## What you should do
Write out all lines holding the word "хочу".

%%

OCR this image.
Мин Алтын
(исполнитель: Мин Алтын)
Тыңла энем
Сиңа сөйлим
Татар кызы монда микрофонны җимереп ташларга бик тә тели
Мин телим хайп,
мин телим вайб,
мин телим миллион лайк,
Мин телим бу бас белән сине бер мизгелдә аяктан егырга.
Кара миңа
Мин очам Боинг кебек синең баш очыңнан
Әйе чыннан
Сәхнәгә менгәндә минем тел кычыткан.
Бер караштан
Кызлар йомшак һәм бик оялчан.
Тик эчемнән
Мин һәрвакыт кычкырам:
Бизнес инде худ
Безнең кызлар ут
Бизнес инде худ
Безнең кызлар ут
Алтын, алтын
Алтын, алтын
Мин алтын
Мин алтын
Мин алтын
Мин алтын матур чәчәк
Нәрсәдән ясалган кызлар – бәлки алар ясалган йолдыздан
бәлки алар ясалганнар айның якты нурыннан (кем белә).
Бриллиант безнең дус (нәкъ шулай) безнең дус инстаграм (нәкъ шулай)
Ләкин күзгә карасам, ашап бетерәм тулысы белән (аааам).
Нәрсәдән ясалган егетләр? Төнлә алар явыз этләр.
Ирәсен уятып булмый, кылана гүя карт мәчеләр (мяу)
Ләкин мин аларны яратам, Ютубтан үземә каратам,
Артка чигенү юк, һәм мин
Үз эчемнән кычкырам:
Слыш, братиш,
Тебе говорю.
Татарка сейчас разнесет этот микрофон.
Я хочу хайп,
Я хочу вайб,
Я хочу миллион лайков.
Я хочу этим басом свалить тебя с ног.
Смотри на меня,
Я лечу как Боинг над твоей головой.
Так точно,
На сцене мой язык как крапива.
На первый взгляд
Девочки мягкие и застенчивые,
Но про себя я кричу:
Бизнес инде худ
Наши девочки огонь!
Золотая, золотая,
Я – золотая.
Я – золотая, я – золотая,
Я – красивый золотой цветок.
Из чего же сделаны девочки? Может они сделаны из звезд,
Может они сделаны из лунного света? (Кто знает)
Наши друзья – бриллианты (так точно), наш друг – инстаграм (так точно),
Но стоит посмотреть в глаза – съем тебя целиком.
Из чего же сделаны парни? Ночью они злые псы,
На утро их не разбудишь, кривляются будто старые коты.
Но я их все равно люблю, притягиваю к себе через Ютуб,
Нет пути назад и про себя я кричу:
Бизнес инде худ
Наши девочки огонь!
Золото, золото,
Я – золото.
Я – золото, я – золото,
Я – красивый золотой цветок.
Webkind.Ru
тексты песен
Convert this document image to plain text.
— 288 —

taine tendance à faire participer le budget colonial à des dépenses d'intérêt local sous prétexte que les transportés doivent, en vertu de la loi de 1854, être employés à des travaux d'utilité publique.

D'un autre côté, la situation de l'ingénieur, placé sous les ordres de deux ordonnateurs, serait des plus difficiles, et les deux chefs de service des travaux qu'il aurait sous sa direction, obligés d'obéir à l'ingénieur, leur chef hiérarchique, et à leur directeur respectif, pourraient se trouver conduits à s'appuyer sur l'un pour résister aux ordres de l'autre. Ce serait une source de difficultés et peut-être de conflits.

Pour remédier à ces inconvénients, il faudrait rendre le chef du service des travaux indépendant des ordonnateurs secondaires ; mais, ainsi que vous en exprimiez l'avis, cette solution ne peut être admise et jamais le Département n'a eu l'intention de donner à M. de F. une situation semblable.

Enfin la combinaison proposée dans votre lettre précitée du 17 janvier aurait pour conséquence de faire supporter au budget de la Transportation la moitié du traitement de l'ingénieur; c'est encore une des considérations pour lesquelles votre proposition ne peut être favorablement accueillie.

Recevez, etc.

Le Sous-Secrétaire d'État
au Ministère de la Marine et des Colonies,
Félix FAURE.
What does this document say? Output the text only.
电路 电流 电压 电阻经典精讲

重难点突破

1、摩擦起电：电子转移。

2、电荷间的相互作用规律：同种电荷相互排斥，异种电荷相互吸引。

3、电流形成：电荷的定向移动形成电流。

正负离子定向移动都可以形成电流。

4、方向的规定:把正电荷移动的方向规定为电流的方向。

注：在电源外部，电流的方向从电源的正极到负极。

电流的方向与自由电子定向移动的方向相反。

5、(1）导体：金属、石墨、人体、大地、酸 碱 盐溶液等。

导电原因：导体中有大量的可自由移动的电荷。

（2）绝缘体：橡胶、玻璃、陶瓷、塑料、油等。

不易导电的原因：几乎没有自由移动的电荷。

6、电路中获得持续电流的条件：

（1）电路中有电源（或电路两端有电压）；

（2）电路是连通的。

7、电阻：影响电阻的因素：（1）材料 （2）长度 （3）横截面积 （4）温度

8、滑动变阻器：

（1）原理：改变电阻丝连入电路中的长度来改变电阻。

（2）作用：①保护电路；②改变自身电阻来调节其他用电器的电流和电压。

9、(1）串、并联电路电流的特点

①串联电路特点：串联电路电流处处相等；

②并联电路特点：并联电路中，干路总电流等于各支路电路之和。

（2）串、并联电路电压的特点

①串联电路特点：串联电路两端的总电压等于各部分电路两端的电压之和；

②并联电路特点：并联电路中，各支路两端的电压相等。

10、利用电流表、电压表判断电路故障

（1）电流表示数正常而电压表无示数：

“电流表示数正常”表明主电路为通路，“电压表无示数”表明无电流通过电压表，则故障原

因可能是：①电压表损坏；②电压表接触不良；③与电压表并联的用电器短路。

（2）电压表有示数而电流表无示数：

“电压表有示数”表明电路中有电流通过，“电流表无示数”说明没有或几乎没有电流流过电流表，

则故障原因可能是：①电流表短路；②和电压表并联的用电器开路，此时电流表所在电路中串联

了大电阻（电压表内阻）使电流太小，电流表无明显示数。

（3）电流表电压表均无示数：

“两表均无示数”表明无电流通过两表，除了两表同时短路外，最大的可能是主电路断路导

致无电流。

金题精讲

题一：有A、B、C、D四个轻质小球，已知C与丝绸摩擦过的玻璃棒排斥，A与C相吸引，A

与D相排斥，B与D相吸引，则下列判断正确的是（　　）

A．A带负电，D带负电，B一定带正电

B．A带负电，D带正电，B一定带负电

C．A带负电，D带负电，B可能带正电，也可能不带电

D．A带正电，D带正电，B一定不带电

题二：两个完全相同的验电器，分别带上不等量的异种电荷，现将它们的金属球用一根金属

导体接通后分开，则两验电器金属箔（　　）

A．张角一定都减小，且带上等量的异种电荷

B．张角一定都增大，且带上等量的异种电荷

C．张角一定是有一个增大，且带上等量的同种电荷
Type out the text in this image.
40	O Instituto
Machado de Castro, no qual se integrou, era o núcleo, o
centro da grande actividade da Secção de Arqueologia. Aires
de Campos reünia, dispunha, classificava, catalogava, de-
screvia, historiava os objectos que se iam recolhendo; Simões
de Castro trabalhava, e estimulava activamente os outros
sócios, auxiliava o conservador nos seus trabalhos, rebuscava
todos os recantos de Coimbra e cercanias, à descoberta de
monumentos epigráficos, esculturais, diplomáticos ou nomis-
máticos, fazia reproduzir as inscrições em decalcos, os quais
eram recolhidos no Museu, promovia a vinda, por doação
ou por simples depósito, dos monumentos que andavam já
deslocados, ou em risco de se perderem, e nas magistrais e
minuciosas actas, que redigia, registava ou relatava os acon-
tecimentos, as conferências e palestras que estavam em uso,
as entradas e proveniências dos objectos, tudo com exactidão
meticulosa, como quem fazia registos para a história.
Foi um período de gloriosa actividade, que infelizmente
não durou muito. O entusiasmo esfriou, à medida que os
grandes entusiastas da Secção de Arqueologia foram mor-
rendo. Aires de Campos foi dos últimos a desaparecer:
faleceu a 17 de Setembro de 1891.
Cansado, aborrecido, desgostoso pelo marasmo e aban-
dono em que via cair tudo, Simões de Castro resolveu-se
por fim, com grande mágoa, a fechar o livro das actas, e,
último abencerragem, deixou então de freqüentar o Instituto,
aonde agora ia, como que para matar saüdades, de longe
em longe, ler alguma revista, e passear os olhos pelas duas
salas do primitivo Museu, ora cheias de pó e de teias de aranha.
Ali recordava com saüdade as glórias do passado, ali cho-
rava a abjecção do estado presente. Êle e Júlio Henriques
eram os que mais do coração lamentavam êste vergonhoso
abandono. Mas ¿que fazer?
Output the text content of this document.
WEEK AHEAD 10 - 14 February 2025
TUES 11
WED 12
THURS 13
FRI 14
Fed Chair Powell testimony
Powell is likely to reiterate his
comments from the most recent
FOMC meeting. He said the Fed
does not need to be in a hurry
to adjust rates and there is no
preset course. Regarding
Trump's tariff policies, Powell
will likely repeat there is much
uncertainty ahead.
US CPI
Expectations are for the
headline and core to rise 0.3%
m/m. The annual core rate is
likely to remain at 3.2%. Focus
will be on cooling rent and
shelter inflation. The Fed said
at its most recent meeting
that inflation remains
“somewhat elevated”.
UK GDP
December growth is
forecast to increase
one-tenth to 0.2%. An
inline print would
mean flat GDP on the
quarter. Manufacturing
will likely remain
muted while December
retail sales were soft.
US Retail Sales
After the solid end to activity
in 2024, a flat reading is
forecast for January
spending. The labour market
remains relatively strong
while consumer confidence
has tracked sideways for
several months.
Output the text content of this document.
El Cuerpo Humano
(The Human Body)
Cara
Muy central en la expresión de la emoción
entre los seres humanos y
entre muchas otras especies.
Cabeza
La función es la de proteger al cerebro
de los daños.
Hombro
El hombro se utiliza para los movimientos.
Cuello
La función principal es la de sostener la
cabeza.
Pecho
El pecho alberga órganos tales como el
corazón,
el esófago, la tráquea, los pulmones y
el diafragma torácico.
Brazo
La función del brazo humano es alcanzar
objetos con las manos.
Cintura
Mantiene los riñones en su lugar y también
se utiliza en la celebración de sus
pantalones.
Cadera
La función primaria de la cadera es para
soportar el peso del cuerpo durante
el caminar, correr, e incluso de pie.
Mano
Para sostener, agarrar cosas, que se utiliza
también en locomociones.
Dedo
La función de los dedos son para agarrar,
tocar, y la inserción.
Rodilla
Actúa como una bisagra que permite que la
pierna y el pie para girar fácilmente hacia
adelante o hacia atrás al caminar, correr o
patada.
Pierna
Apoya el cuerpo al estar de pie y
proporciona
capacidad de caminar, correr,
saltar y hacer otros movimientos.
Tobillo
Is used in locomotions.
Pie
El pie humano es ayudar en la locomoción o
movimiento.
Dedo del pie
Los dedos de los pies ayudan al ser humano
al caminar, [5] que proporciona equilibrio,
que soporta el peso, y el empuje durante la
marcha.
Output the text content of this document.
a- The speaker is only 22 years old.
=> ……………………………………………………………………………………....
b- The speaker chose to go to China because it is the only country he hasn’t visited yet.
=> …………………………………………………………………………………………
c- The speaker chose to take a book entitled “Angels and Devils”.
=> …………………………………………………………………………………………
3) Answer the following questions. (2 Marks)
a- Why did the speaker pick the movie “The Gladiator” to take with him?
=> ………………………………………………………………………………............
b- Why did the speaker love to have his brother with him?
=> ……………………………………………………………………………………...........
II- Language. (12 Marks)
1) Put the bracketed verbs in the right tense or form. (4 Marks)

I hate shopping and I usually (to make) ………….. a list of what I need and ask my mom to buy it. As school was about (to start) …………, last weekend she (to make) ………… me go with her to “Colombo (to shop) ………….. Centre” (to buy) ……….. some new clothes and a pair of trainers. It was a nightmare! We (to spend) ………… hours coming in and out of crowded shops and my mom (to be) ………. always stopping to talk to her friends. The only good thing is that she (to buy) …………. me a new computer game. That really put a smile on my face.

%%

## Answer to the exercise
Я хочу хайп,
Я хочу вайб,
Я хочу миллион лайков.
Я хочу этим басом свалить тебя с ног.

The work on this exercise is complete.